**PROBLEM DESCRIPTION:** Using the records below, give the number of lines where the word "للدراسات" appears, with no further output.

[Stored dataset items]
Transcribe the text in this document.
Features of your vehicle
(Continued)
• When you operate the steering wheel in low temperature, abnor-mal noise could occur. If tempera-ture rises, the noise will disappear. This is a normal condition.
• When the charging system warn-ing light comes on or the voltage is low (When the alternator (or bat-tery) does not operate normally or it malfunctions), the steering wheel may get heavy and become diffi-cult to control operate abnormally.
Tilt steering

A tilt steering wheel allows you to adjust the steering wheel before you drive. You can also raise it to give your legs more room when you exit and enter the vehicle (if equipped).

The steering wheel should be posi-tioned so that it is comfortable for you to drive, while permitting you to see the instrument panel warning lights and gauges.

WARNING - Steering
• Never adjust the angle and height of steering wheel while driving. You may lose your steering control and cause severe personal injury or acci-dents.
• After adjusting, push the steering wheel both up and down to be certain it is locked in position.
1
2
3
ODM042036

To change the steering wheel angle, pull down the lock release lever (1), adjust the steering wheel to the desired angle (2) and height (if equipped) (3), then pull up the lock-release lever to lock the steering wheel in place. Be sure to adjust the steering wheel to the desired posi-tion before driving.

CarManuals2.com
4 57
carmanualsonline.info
...
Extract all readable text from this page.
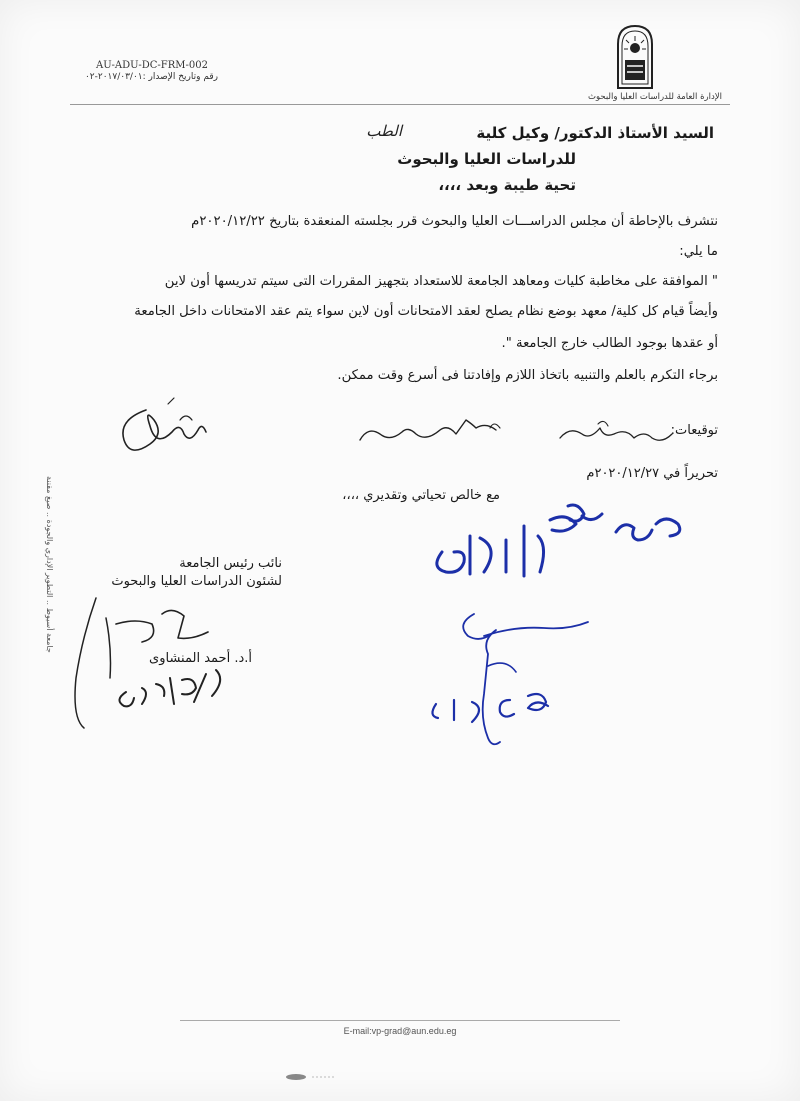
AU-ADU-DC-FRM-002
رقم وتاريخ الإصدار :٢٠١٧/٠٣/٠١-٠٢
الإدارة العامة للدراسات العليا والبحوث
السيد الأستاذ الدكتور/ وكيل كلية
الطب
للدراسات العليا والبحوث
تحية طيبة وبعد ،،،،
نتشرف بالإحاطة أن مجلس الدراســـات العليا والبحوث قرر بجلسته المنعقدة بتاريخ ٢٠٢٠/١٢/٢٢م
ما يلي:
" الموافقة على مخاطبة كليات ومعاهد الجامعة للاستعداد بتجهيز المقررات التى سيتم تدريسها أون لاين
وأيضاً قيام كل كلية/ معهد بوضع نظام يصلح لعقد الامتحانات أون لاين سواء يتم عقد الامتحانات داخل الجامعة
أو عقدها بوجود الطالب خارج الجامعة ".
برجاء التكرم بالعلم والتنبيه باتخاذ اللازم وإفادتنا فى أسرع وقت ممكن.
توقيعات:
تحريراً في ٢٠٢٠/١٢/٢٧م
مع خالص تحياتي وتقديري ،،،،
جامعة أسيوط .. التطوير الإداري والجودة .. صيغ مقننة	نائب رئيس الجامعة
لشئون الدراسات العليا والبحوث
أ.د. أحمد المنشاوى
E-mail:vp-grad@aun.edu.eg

**COMPLETED TASK:** 2